## What is required
Leave out the pictures and copy everything else in the entries exactly.

## Supplied data
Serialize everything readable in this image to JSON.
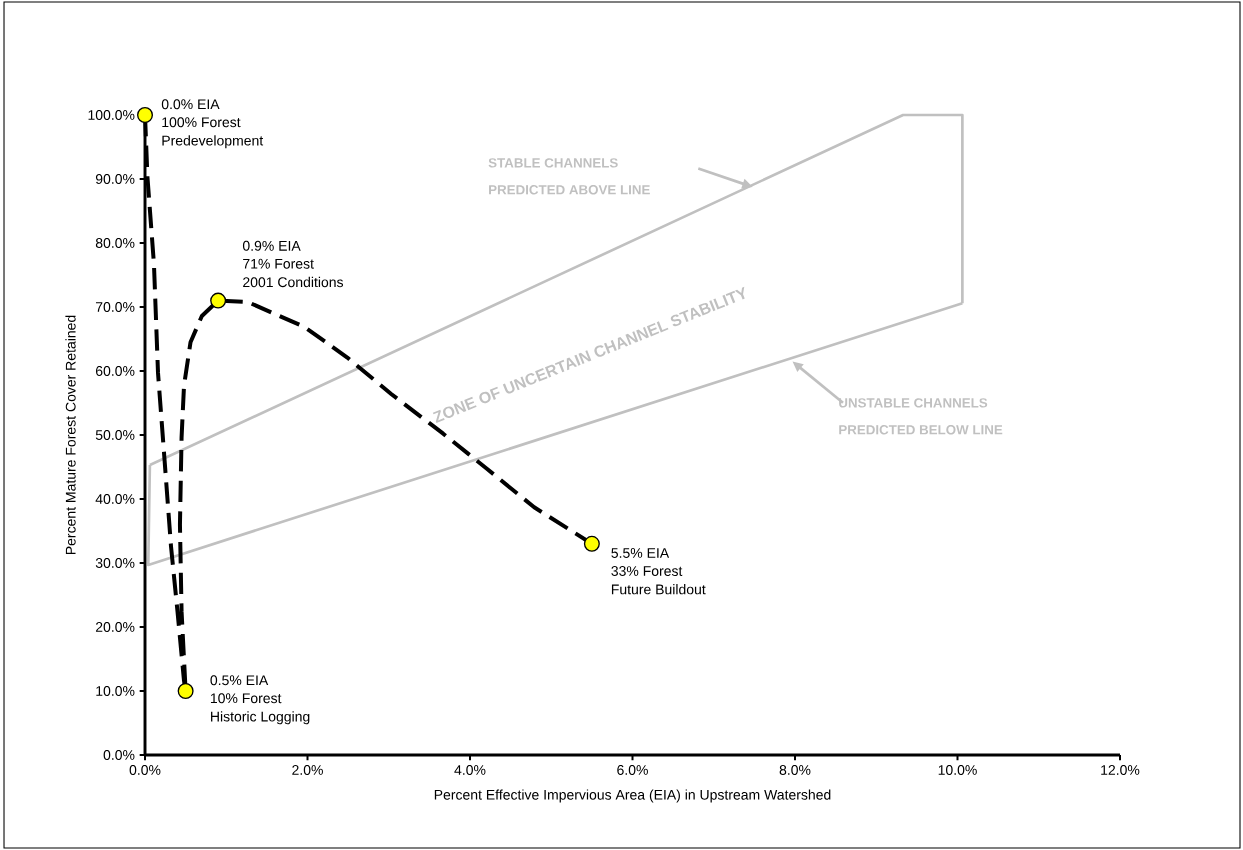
{
  "chart_data": {
    "type": "line",
    "xlabel": "Percent Effective Impervious Area (EIA) in Upstream Watershed",
    "ylabel": "Percent Mature Forest Cover Retained",
    "xlim": [
      0,
      12
    ],
    "ylim": [
      0,
      100
    ],
    "xticks": [
      {
        "value": 0,
        "label": "0.0%"
      },
      {
        "value": 2,
        "label": "2.0%"
      },
      {
        "value": 4,
        "label": "4.0%"
      },
      {
        "value": 6,
        "label": "6.0%"
      },
      {
        "value": 8,
        "label": "8.0%"
      },
      {
        "value": 10,
        "label": "10.0%"
      },
      {
        "value": 12,
        "label": "12.0%"
      }
    ],
    "yticks": [
      {
        "value": 0,
        "label": "0.0%"
      },
      {
        "value": 10,
        "label": "10.0%"
      },
      {
        "value": 20,
        "label": "20.0%"
      },
      {
        "value": 30,
        "label": "30.0%"
      },
      {
        "value": 40,
        "label": "40.0%"
      },
      {
        "value": 50,
        "label": "50.0%"
      },
      {
        "value": 60,
        "label": "60.0%"
      },
      {
        "value": 70,
        "label": "70.0%"
      },
      {
        "value": 80,
        "label": "80.0%"
      },
      {
        "value": 90,
        "label": "90.0%"
      },
      {
        "value": 100,
        "label": "100.0%"
      }
    ],
    "grid": false,
    "series": [
      {
        "type": "line",
        "color": "#c0c0c0",
        "line_style": "solid",
        "marker": "none",
        "x": [
          0.06,
          9.33,
          10.06,
          10.06
        ],
        "values": [
          45.3,
          100,
          100,
          70.6
        ]
      },
      {
        "type": "line",
        "color": "#c0c0c0",
        "line_style": "solid",
        "marker": "none",
        "x": [
          0.06,
          0.04,
          10.06
        ],
        "values": [
          45.3,
          29.7,
          70.6
        ]
      },
      {
        "type": "line",
        "color": "#000000",
        "line_style": "dashed",
        "marker": "none",
        "x": [
          0,
          0.03,
          0.11,
          0.16,
          0.24,
          0.32,
          0.4,
          0.48,
          0.5,
          0.45,
          0.43,
          0.45,
          0.48,
          0.56,
          0.7,
          0.9,
          1.26,
          1.96,
          2.49,
          3.03,
          3.67,
          4.2,
          4.79,
          5.5
        ],
        "values": [
          100,
          90.3,
          76.7,
          59.7,
          46.2,
          32.6,
          22.4,
          11.6,
          10,
          22.4,
          36,
          49.6,
          57.7,
          64.5,
          68.6,
          71,
          70.8,
          66.9,
          62.1,
          56.4,
          50.2,
          44.8,
          38.7,
          33
        ]
      },
      {
        "type": "scatter",
        "color": "#ffff00",
        "marker": "circle",
        "x": [
          0,
          0.5,
          0.9,
          5.5
        ],
        "values": [
          100,
          10,
          71,
          33
        ]
      }
    ],
    "annotations": [
      "0.0% EIA",
      "100% Forest",
      "Predevelopment",
      "0.5% EIA",
      "10% Forest",
      "Historic Logging",
      "0.9% EIA",
      "71% Forest",
      "2001 Conditions",
      "5.5% EIA",
      "33% Forest",
      "Future Buildout",
      "STABLE CHANNELS",
      "PREDICTED ABOVE LINE",
      "ZONE OF UNCERTAIN CHANNEL STABILITY",
      "UNSTABLE CHANNELS",
      "PREDICTED BELOW LINE"
    ]
  }
}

## Output of the task
Serialize everything readable in this image to JSON.
{
  "chart_data": {
    "type": "line",
    "xlabel": "Percent Effective Impervious Area (EIA) in Upstream Watershed",
    "ylabel": "Percent Mature Forest Cover Retained",
    "xlim": [
      0,
      12
    ],
    "ylim": [
      0,
      100
    ],
    "xticks": [
      {
        "value": 0,
        "label": "0.0%"
      },
      {
        "value": 2,
        "label": "2.0%"
      },
      {
        "value": 4,
        "label": "4.0%"
      },
      {
        "value": 6,
        "label": "6.0%"
      },
      {
        "value": 8,
        "label": "8.0%"
      },
      {
        "value": 10,
        "label": "10.0%"
      },
      {
        "value": 12,
        "label": "12.0%"
      }
    ],
    "yticks": [
      {
        "value": 0,
        "label": "0.0%"
      },
      {
        "value": 10,
        "label": "10.0%"
      },
      {
        "value": 20,
        "label": "20.0%"
      },
      {
        "value": 30,
        "label": "30.0%"
      },
      {
        "value": 40,
        "label": "40.0%"
      },
      {
        "value": 50,
        "label": "50.0%"
      },
      {
        "value": 60,
        "label": "60.0%"
      },
      {
        "value": 70,
        "label": "70.0%"
      },
      {
        "value": 80,
        "label": "80.0%"
      },
      {
        "value": 90,
        "label": "90.0%"
      },
      {
        "value": 100,
        "label": "100.0%"
      }
    ],
    "grid": false,
    "series": [
      {
        "type": "line",
        "color": "#c0c0c0",
        "line_style": "solid",
        "marker": "none",
        "x": [
          0.06,
          9.33,
          10.06,
          10.06
        ],
        "values": [
          45.3,
          100,
          100,
          70.6
        ]
      },
      {
        "type": "line",
        "color": "#c0c0c0",
        "line_style": "solid",
        "marker": "none",
        "x": [
          0.06,
          0.04,
          10.06
        ],
        "values": [
          45.3,
          29.7,
          70.6
        ]
      },
      {
        "type": "line",
        "color": "#000000",
        "line_style": "dashed",
        "marker": "none",
        "x": [
          0,
          0.03,
          0.11,
          0.16,
          0.24,
          0.32,
          0.4,
          0.48,
          0.5,
          0.45,
          0.43,
          0.45,
          0.48,
          0.56,
          0.7,
          0.9,
          1.26,
          1.96,
          2.49,
          3.03,
          3.67,
          4.2,
          4.79,
          5.5
        ],
        "values": [
          100,
          90.3,
          76.7,
          59.7,
          46.2,
          32.6,
          22.4,
          11.6,
          10,
          22.4,
          36,
          49.6,
          57.7,
          64.5,
          68.6,
          71,
          70.8,
          66.9,
          62.1,
          56.4,
          50.2,
          44.8,
          38.7,
          33
        ]
      },
      {
        "type": "scatter",
        "color": "#ffff00",
        "marker": "circle",
        "x": [
          0,
          0.5,
          0.9,
          5.5
        ],
        "values": [
          100,
          10,
          71,
          33
        ]
      }
    ],
    "annotations": [
      "0.0% EIA",
      "100% Forest",
      "Predevelopment",
      "0.5% EIA",
      "10% Forest",
      "Historic Logging",
      "0.9% EIA",
      "71% Forest",
      "2001 Conditions",
      "5.5% EIA",
      "33% Forest",
      "Future Buildout",
      "STABLE CHANNELS",
      "PREDICTED ABOVE LINE",
      "ZONE OF UNCERTAIN CHANNEL STABILITY",
      "UNSTABLE CHANNELS",
      "PREDICTED BELOW LINE"
    ]
  }
}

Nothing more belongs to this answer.